Amazon SageMaker
How to execute individual steps in SageMaker
The SageMaker step operator is a step operator flavor provided with the ZenML aws integration that uses SageMaker to execute individual steps of ZenML pipelines.

When to use it

You should use the SageMaker step operator if:
  • one or more steps of your pipeline require computing resources (CPU, GPU, memory) that are not provided by your orchestrator.
  • you have access to SageMaker. If you're using a different cloud provider, take a look at the Vertex or AzureML step operators.

How to deploy it

  • Create a role in the IAM console that you want the jobs running in SageMaker to assume. This role should at least have the AmazonS3FullAccess and AmazonSageMakerFullAccess policies applied. Check here for a guide on how to set up this role.

How to use it

To use the SageMaker step operator, we need:
  • The ZenML aws integration installed. If you haven't done so, run
    zenml integration install aws
  • Docker installed and running.
  • An IAM role with the correct permissions. See the deployment section for detailed instructions.
  • An AWS container registry as part of our stack. Take a look here for a guide on how to set that up.
  • The aws cli set up and authenticated. Make sure you have the permissions to create and manage SageMaker runs.
  • An instance type that we want to execute our steps on. See here for a list of available instance types.
  • (Optional) An experiment which is used to group SageMaker runs. Check this guide to see how to create an experiment.
We can then register the step operator and use it in our active stack:
zenml step-operator register <NAME> \
--flavor=sagemaker \
--role=<SAGEMAKER_ROLE> \
--instance_type=<INSTANCE_TYPE> \
# --experiment_name=<EXPERIMENT_NAME> # optionally specify an experiment to assign this run to
# Add the step operator to the active stack
zenml stack update -s <NAME>
Once you added the step operator to your active stack, you can use it to execute individual steps of your pipeline by specifying it in the @step decorator as follows:
from zenml.steps import step
@step(custom_step_operator=<NAME>)
def trainer(...) -> ...:
"""Train a model."""
# This step will be executed in SageMaker.
ZenML will build a Docker image called zenml-sagemaker which includes your code and use it to run your steps in SageMaker. Check out this page if you want to learn more about how ZenML builds these images and how you can customize them.
If you decide you need the full flexibility of having a custom base image, you can update your existing step operator
zenml step-operator update <NAME> \
--base_image=<IMAGE_NAME>
or set it when registering a new SageMaker step operator:
zenml step-operator register <NAME> \
--flavor=sagemaker \
--base_image=<IMAGE_NAME>
...
A concrete example of using the SageMaker step operator can be found here.
For more information and a full list of configurable attributes of the SageMaker step operator, check out the API Docs.

■ TASK DIRECTIONS: Using the SageMaker step operator page, explain in one to three sentences under what conditions it recommends this step operator, and name the alternatives it suggests for another cloud provider.

■ RECORD EXCERPTS:

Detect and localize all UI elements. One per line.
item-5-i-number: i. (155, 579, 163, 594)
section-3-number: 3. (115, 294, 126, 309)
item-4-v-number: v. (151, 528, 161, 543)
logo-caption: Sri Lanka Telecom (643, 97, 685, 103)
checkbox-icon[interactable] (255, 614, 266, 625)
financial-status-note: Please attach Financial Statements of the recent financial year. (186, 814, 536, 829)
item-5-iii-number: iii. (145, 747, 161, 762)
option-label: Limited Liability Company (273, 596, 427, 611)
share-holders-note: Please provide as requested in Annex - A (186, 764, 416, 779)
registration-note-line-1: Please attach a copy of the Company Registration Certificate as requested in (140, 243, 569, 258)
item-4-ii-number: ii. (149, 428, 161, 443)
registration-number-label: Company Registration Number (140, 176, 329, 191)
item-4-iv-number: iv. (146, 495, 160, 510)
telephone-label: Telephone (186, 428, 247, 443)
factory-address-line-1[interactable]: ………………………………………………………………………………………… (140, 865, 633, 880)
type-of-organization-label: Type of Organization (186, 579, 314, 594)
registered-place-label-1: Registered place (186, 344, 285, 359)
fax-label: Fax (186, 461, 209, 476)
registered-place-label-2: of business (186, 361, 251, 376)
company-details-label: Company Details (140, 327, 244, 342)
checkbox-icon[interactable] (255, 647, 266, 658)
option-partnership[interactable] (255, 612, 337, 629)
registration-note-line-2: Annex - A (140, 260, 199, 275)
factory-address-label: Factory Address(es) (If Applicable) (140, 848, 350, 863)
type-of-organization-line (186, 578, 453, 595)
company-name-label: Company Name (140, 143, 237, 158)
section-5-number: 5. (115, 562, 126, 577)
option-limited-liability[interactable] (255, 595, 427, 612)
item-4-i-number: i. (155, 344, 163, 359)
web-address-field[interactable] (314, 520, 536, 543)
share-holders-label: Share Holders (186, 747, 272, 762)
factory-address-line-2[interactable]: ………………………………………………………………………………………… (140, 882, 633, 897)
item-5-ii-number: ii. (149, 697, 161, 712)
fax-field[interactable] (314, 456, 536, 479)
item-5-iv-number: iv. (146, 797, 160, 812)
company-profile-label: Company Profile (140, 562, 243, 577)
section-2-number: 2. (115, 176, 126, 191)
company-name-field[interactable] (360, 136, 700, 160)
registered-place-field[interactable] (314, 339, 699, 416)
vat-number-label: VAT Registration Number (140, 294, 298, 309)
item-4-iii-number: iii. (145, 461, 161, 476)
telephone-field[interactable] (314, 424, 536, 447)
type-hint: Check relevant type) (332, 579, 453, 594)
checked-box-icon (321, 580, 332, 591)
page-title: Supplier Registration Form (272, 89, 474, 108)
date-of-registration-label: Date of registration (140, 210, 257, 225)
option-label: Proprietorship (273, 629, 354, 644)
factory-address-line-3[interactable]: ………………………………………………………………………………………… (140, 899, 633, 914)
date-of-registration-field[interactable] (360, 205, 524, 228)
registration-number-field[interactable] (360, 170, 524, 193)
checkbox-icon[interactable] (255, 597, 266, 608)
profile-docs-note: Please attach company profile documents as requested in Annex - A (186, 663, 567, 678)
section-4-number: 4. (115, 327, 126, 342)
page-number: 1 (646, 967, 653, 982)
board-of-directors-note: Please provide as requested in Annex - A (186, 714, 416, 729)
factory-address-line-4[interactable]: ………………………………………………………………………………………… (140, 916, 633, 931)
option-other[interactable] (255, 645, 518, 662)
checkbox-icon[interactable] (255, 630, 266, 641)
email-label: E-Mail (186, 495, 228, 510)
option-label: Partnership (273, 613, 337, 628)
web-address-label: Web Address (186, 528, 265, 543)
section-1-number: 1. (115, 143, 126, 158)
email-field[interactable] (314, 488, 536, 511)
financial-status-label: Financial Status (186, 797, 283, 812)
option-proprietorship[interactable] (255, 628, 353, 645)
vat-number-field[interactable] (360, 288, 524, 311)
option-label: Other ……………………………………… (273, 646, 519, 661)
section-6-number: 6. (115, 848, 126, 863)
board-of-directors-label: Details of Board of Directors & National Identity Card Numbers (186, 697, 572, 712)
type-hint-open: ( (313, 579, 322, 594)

■ FINISHED EXERCISE: The page recommends the SageMaker step operator when one or more pipeline steps need computing resources (CPU, GPU, memory) that the orchestrator does not provide, and when SageMaker is available. For a different cloud provider, it points to the Vertex or AzureML step operators.